> [SET PROBLEM] Gather every line of the entries that includes the word "Revenue".

(Part of a data file)
★ ★ ★

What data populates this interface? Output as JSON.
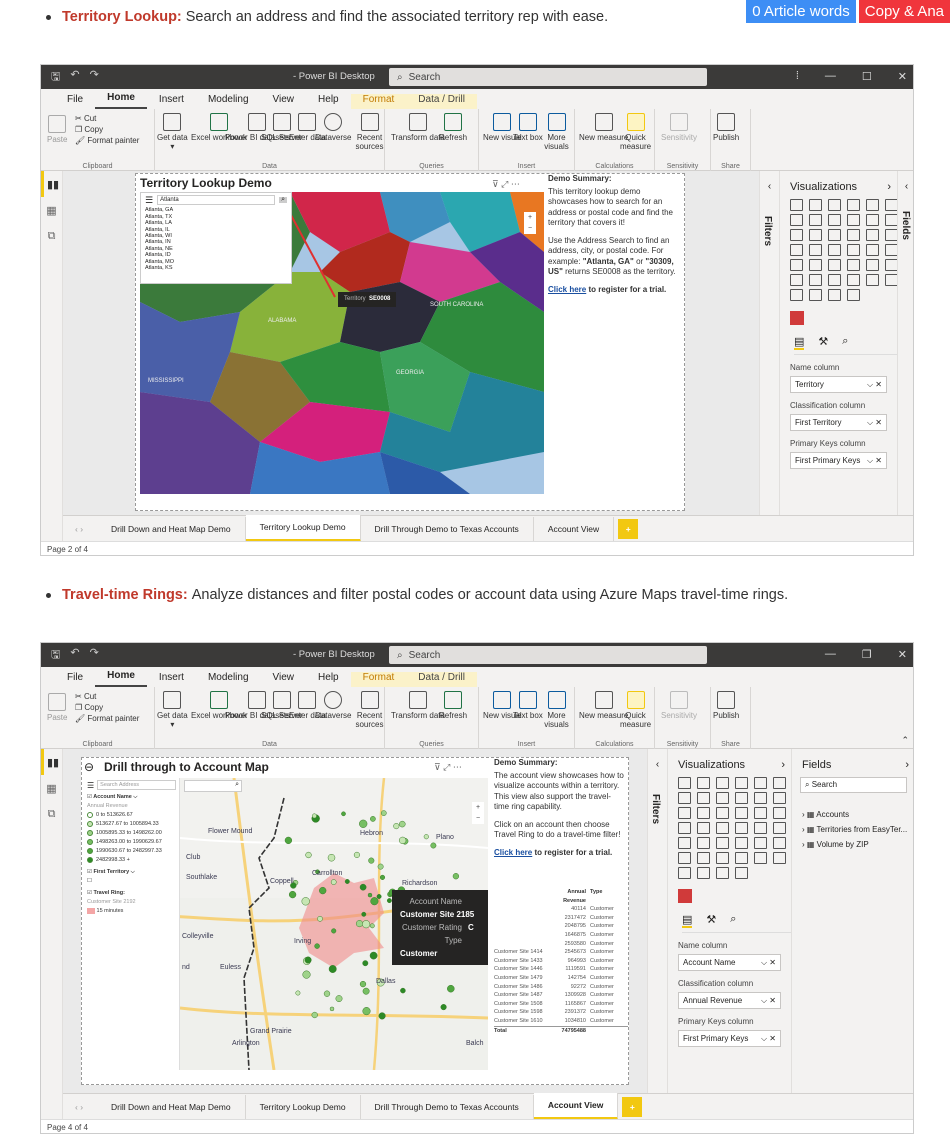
{
  "header_buttons": {
    "words": "0 Article words",
    "copy": "Copy & Ana"
  },
  "bullet1": {
    "label": "Territory Lookup:",
    "text": "Search an address and find the associated territory rep with ease."
  },
  "bullet2": {
    "label": "Travel-time Rings:",
    "text": "Analyze distances and filter postal codes or account data using Azure Maps travel-time rings."
  },
  "app": {
    "title": "- Power BI Desktop",
    "search": "Search",
    "menu": [
      "File",
      "Home",
      "Insert",
      "Modeling",
      "View",
      "Help",
      "Format",
      "Data / Drill"
    ],
    "clipboard": {
      "cut": "Cut",
      "copy": "Copy",
      "paste": "Paste",
      "painter": "Format painter",
      "group": "Clipboard"
    },
    "data_group": [
      "Get data",
      "Excel workbook",
      "Power BI datasets",
      "SQL Server",
      "Enter data",
      "Dataverse",
      "Recent sources"
    ],
    "groups": [
      "Clipboard",
      "Data",
      "Queries",
      "Insert",
      "Calculations",
      "Sensitivity",
      "Share"
    ],
    "queries": [
      "Transform data",
      "Refresh"
    ],
    "insert": [
      "New visual",
      "Text box",
      "More visuals"
    ],
    "calcs": [
      "New measure",
      "Quick measure"
    ],
    "sens": "Sensitivity",
    "publish": "Publish"
  },
  "shot1": {
    "report_title": "Territory Lookup Demo",
    "search_value": "Atlanta",
    "suggestions": [
      "Atlanta, GA",
      "Atlanta, TX",
      "Atlanta, LA",
      "Atlanta, IL",
      "Atlanta, WI",
      "Atlanta, IN",
      "Atlanta, NE",
      "Atlanta, ID",
      "Atlanta, MO",
      "Atlanta, KS"
    ],
    "tooltip": {
      "label": "Territory",
      "value": "SE0008"
    },
    "states": [
      "ALABAMA",
      "MISSISSIPPI",
      "GEORGIA",
      "SOUTH CAROLINA"
    ],
    "summary": {
      "title": "Demo Summary:",
      "p1": "This territory lookup demo showcases how to search for an address or postal code and find the territory that covers it!",
      "p2a": "Use the Address Search to find an address, city, or postal code. For example: ",
      "p2b": "\"Atlanta, GA\"",
      "p2c": " or ",
      "p2d": "\"30309, US\"",
      "p2e": " returns SE0008 as the territory.",
      "link": "Click here",
      "link_rest": " to register for a trial."
    },
    "pane": {
      "title": "Visualizations",
      "fields": [
        {
          "label": "Name column",
          "value": "Territory"
        },
        {
          "label": "Classification column",
          "value": "First Territory"
        },
        {
          "label": "Primary Keys column",
          "value": "First Primary Keys"
        }
      ]
    },
    "tabs": [
      "Drill Down and Heat Map Demo",
      "Territory Lookup Demo",
      "Drill Through Demo to Texas Accounts",
      "Account View"
    ],
    "page": "Page 2 of 4"
  },
  "shot2": {
    "report_title": "Drill through to Account Map",
    "search_placeholder": "Search Address",
    "legend_title": "Account Name",
    "legend_sub": "Annual Revenue",
    "legend_items": [
      "0 to 513626.67",
      "513627.67 to 1005894.33",
      "1005895.33 to 1498262.00",
      "1498263.00 to 1990629.67",
      "1990630.67 to 2482997.33",
      "2482998.33 +"
    ],
    "legend_territory": "First Territory",
    "legend_ring": "Travel Ring:",
    "legend_ring_sub": "Customer Site 2192",
    "legend_ring_val": "15 minutes",
    "cities": [
      "Flower Mound",
      "Carrollton",
      "Plano",
      "Richardson",
      "Irving",
      "Dallas",
      "Euless",
      "Arlington",
      "Grand Prairie",
      "Southlake",
      "Colleyville",
      "Coppell",
      "Hebron",
      "Club",
      "nd",
      "Balch"
    ],
    "tooltip": [
      {
        "k": "Account Name",
        "v": "Customer Site 2185"
      },
      {
        "k": "Customer Rating",
        "v": "C"
      },
      {
        "k": "Type",
        "v": "Customer"
      }
    ],
    "table_head": [
      "",
      "Annual Revenue",
      "Type"
    ],
    "table_rows": [
      [
        "",
        "40114",
        "Customer"
      ],
      [
        "",
        "2317472",
        "Customer"
      ],
      [
        "",
        "2048795",
        "Customer"
      ],
      [
        "",
        "1646875",
        "Customer"
      ],
      [
        "",
        "2593580",
        "Customer"
      ],
      [
        "Customer Site 1414",
        "2545673",
        "Customer"
      ],
      [
        "Customer Site 1433",
        "964993",
        "Customer"
      ],
      [
        "Customer Site 1446",
        "1119591",
        "Customer"
      ],
      [
        "Customer Site 1479",
        "142754",
        "Customer"
      ],
      [
        "Customer Site 1486",
        "92272",
        "Customer"
      ],
      [
        "Customer Site 1487",
        "1309928",
        "Customer"
      ],
      [
        "Customer Site 1508",
        "1165867",
        "Customer"
      ],
      [
        "Customer Site 1598",
        "2391372",
        "Customer"
      ],
      [
        "Customer Site 1610",
        "1034810",
        "Customer"
      ]
    ],
    "table_total": [
      "Total",
      "74795488",
      ""
    ],
    "summary": {
      "title": "Demo Summary:",
      "p1": "The account view showcases how to visualize accounts within a territory. This view also support the travel-time ring capability.",
      "p2": "Click on an account then choose Travel Ring to do a travel-time filter!",
      "link": "Click here",
      "link_rest": " to register for a trial."
    },
    "pane": {
      "title": "Visualizations",
      "fields": [
        {
          "label": "Name column",
          "value": "Account Name"
        },
        {
          "label": "Classification column",
          "value": "Annual Revenue"
        },
        {
          "label": "Primary Keys column",
          "value": "First Primary Keys"
        }
      ]
    },
    "fields_pane": {
      "title": "Fields",
      "search": "Search",
      "items": [
        "Accounts",
        "Territories from EasyTer...",
        "Volume by ZIP"
      ]
    },
    "tabs": [
      "Drill Down and Heat Map Demo",
      "Territory Lookup Demo",
      "Drill Through Demo to Texas Accounts",
      "Account View"
    ],
    "page": "Page 4 of 4"
  },
  "filters_label": "Filters",
  "fields_label": "Fields"
}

★ ★ ★

> [FINAL RESULT]
    "legend_sub": "Annual Revenue",
      "Annual Revenue",
          "value": "Annual Revenue"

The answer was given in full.